-- start of GIVEN ENTRIES --

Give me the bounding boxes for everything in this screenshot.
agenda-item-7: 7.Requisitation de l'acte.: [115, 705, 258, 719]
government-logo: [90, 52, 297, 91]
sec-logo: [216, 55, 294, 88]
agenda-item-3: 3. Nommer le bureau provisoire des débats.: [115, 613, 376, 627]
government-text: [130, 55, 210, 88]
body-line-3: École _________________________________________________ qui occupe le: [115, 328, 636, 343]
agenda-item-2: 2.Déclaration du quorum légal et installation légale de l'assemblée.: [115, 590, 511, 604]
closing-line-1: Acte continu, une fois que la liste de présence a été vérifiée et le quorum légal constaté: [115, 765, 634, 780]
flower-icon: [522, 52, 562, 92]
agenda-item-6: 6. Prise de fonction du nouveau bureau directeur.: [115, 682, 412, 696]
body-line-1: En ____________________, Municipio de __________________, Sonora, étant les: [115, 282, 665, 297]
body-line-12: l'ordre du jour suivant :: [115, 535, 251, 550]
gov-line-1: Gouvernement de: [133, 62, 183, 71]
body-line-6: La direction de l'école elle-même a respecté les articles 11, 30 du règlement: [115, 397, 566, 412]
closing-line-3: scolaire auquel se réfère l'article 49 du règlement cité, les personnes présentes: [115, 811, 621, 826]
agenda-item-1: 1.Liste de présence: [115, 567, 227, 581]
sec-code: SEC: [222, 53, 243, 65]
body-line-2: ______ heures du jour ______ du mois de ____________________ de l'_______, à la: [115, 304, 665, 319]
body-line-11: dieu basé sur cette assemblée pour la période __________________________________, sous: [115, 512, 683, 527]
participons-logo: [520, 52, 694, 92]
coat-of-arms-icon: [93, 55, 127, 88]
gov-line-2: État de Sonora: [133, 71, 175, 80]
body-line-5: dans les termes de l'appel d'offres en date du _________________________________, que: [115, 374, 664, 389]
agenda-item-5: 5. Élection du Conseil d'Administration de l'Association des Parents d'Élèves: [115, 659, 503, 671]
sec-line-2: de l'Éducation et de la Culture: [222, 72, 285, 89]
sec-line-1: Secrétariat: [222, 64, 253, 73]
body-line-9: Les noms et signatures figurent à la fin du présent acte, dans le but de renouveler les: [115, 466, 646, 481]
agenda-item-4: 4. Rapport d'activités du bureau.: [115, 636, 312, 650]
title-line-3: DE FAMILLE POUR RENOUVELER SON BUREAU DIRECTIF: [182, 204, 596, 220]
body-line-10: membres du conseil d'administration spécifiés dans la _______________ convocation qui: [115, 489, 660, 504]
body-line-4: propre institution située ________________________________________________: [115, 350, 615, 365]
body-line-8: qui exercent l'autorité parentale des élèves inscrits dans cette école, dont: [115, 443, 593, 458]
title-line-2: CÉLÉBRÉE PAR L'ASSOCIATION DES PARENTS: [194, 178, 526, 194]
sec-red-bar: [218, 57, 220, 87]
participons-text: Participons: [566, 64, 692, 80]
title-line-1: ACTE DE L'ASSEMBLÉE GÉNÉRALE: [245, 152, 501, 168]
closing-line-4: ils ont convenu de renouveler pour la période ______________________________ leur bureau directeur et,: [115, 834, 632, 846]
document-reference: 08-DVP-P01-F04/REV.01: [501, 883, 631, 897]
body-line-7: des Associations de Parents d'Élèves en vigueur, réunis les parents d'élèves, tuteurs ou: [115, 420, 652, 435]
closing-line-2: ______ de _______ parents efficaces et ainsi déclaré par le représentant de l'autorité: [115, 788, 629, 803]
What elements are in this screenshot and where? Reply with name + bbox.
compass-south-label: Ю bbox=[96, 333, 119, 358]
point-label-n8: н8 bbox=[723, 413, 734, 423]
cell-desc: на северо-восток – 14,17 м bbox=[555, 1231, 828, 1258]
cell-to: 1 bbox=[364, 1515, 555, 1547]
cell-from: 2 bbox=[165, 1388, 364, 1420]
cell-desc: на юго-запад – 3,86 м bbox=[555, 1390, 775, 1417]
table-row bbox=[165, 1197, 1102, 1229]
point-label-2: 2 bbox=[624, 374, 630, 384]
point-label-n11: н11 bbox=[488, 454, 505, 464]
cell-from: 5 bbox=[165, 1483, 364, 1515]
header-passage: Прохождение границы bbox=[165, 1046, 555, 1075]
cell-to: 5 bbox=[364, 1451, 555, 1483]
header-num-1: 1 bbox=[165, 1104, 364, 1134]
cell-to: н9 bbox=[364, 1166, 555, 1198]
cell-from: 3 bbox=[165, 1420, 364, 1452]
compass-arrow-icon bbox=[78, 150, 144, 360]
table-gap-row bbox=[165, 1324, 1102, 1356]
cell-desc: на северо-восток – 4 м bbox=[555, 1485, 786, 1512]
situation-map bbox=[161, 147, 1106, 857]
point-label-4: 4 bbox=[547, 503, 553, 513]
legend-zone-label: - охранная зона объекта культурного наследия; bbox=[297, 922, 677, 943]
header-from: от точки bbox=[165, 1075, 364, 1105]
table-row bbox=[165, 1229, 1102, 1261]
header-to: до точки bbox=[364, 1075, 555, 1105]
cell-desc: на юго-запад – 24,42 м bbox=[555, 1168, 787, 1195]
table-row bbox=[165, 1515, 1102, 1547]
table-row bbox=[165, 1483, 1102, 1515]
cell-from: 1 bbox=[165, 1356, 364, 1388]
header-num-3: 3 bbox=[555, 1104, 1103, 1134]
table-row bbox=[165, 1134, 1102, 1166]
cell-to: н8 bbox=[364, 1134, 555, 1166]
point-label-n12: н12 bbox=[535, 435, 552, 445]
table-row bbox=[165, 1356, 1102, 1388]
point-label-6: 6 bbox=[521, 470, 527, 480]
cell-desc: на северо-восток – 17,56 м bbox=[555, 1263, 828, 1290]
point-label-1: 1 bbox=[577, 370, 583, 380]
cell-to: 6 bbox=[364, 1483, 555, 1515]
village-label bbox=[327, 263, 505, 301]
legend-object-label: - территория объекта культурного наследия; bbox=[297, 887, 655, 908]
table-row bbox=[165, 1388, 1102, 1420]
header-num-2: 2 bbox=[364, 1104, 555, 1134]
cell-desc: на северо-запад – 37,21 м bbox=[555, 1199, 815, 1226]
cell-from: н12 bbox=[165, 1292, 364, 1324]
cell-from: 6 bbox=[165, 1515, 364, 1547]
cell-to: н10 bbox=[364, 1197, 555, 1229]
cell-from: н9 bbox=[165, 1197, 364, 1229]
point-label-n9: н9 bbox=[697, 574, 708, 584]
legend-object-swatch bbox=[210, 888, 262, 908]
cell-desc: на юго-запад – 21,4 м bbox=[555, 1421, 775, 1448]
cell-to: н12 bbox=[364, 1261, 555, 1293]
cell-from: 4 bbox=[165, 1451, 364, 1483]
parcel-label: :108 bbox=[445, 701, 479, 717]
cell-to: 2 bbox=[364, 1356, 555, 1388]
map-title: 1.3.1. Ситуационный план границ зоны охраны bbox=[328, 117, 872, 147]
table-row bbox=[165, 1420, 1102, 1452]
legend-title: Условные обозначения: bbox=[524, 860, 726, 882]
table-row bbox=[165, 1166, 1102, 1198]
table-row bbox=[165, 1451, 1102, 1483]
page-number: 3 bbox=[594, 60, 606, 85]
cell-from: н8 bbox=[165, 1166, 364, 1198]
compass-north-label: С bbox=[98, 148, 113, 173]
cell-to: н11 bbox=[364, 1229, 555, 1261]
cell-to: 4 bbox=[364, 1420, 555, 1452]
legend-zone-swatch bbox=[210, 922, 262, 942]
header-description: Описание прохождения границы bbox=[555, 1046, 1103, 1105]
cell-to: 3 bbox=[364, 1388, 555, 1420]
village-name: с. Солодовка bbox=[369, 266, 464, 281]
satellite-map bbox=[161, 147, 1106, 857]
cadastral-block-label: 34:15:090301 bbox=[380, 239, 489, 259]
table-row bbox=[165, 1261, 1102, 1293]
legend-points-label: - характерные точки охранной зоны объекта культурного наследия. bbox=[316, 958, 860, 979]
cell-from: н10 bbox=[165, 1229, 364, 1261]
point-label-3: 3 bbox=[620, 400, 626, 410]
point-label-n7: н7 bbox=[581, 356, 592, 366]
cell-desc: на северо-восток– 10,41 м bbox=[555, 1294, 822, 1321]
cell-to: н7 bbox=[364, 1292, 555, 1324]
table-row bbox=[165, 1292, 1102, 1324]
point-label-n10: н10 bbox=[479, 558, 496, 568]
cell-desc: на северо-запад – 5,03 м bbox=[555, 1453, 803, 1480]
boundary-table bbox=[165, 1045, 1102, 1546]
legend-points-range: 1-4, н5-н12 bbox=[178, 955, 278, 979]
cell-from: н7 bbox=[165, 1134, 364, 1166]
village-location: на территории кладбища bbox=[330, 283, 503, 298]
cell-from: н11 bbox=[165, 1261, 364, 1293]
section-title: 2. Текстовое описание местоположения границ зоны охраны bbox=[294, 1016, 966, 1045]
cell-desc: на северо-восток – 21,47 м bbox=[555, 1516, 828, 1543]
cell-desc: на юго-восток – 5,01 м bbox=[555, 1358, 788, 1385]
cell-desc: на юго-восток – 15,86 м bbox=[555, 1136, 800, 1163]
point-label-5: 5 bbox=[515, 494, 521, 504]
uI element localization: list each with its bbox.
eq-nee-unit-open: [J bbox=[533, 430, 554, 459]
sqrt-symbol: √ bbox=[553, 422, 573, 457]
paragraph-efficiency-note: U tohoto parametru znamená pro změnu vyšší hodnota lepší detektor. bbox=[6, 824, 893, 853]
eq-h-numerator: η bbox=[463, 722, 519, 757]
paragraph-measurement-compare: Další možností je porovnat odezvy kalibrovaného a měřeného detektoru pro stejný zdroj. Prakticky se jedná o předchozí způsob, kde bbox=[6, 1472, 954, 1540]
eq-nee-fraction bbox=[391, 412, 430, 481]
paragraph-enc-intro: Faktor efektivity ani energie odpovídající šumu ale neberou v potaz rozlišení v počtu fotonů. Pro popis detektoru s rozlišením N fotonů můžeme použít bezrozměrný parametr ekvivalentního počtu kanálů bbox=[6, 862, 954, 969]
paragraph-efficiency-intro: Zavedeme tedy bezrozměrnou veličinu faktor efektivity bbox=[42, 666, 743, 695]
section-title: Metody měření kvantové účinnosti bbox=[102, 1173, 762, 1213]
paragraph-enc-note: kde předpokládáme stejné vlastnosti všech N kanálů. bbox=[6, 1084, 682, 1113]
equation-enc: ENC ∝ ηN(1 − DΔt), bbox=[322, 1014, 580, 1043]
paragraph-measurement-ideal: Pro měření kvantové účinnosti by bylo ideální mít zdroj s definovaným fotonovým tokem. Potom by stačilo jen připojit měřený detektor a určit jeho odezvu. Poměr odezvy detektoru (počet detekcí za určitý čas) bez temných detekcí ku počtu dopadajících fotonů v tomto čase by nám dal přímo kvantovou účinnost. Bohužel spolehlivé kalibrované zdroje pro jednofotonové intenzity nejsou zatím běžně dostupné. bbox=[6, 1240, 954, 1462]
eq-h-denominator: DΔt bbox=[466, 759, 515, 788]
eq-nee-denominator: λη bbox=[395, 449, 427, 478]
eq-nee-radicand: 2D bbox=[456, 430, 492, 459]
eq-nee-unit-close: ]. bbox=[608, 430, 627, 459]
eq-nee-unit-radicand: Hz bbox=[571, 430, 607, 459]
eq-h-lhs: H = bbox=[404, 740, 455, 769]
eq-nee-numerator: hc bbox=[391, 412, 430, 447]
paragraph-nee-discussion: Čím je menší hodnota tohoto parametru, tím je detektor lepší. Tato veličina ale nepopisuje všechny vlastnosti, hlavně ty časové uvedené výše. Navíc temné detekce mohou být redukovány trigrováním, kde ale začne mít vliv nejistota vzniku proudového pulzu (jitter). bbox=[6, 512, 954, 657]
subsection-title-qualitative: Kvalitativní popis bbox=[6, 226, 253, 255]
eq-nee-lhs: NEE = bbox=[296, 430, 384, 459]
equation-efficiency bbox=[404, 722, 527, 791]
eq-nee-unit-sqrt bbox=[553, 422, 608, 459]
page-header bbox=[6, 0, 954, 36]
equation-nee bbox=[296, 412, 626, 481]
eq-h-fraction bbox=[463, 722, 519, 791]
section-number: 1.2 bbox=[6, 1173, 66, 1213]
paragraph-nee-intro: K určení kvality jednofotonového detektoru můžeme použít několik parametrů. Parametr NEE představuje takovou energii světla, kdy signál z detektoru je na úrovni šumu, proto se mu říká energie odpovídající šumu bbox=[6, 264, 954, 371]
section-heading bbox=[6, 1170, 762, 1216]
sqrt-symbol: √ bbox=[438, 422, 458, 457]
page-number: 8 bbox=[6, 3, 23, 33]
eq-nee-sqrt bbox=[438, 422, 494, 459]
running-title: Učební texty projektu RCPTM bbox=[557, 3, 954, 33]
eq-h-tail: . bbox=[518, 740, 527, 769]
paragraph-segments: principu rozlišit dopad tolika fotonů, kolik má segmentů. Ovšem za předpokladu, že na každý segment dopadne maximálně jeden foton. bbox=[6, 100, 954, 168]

-- end of GIVEN ENTRIES --

▶ _WHAT IS REQUIRED_
Write out the entries from the very first line through the line containing "body-line-1: En ____________________, Municipio", reproducing each line without any change and including nothing past that line.

▶ _PROBLEM SOLUTION_
Give me the bounding boxes for everything in this screenshot.
agenda-item-7: 7.Requisitation de l'acte.: [115, 705, 258, 719]
government-logo: [90, 52, 297, 91]
sec-logo: [216, 55, 294, 88]
agenda-item-3: 3. Nommer le bureau provisoire des débats.: [115, 613, 376, 627]
government-text: [130, 55, 210, 88]
body-line-3: École _________________________________________________ qui occupe le: [115, 328, 636, 343]
agenda-item-2: 2.Déclaration du quorum légal et installation légale de l'assemblée.: [115, 590, 511, 604]
closing-line-1: Acte continu, une fois que la liste de présence a été vérifiée et le quorum légal constaté: [115, 765, 634, 780]
flower-icon: [522, 52, 562, 92]
agenda-item-6: 6. Prise de fonction du nouveau bureau directeur.: [115, 682, 412, 696]
body-line-1: En ____________________, Municipio de __________________, Sonora, étant les: [115, 282, 665, 297]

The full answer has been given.